┌──
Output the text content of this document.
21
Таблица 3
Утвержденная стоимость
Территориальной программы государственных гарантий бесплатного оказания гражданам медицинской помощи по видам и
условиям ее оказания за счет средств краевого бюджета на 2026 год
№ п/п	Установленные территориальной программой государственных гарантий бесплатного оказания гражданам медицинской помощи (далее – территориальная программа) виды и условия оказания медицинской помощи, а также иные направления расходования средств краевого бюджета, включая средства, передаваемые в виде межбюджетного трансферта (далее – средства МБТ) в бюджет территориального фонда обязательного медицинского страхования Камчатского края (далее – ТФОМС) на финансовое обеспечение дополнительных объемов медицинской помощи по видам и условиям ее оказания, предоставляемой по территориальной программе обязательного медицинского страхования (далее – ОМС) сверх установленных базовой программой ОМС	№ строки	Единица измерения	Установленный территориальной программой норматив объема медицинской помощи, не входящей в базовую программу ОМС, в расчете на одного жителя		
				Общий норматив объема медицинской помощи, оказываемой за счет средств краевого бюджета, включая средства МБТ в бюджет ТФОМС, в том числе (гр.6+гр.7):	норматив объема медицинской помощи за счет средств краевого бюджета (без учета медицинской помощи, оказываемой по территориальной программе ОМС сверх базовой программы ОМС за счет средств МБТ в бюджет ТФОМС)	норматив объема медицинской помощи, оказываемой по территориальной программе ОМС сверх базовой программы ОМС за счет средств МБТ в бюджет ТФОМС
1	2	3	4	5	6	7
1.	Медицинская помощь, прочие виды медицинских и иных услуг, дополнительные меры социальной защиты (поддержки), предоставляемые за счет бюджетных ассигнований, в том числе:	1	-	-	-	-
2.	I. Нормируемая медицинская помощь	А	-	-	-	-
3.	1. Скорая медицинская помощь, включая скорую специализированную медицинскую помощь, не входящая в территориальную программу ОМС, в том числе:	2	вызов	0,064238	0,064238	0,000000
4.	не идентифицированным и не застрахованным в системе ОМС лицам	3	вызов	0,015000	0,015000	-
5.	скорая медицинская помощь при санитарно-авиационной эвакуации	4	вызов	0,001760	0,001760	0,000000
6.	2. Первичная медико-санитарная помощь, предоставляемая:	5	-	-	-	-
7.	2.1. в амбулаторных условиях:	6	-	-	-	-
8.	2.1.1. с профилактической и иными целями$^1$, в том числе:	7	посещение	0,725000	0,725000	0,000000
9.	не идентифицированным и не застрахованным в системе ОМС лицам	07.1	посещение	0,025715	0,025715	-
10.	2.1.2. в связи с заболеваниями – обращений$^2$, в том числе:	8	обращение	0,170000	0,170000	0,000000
└──
# STATED PROBLEM:
From the data above, show each line that contains "числе".

# EXPECTED ANSWER:
				Общий норматив объема медицинской помощи, оказываемой за счет средств краевого бюджета, включая средства МБТ в бюджет ТФОМС, в том числе (гр.6+гр.7):	норматив объема медицинской помощи за счет средств краевого бюджета (без учета медицинской помощи, оказываемой по территориальной программе ОМС сверх базовой программы ОМС за счет средств МБТ в бюджет ТФОМС)	норматив объема медицинской помощи, оказываемой по территориальной программе ОМС сверх базовой программы ОМС за счет средств МБТ в бюджет ТФОМС
1.	Медицинская помощь, прочие виды медицинских и иных услуг, дополнительные меры социальной защиты (поддержки), предоставляемые за счет бюджетных ассигнований, в том числе:	1	-	-	-	-
3.	1. Скорая медицинская помощь, включая скорую специализированную медицинскую помощь, не входящая в территориальную программу ОМС, в том числе:	2	вызов	0,064238	0,064238	0,000000
8.	2.1.1. с профилактической и иными целями$^1$, в том числе:	7	посещение	0,725000	0,725000	0,000000
10.	2.1.2. в связи с заболеваниями – обращений$^2$, в том числе:	8	обращение	0,170000	0,170000	0,000000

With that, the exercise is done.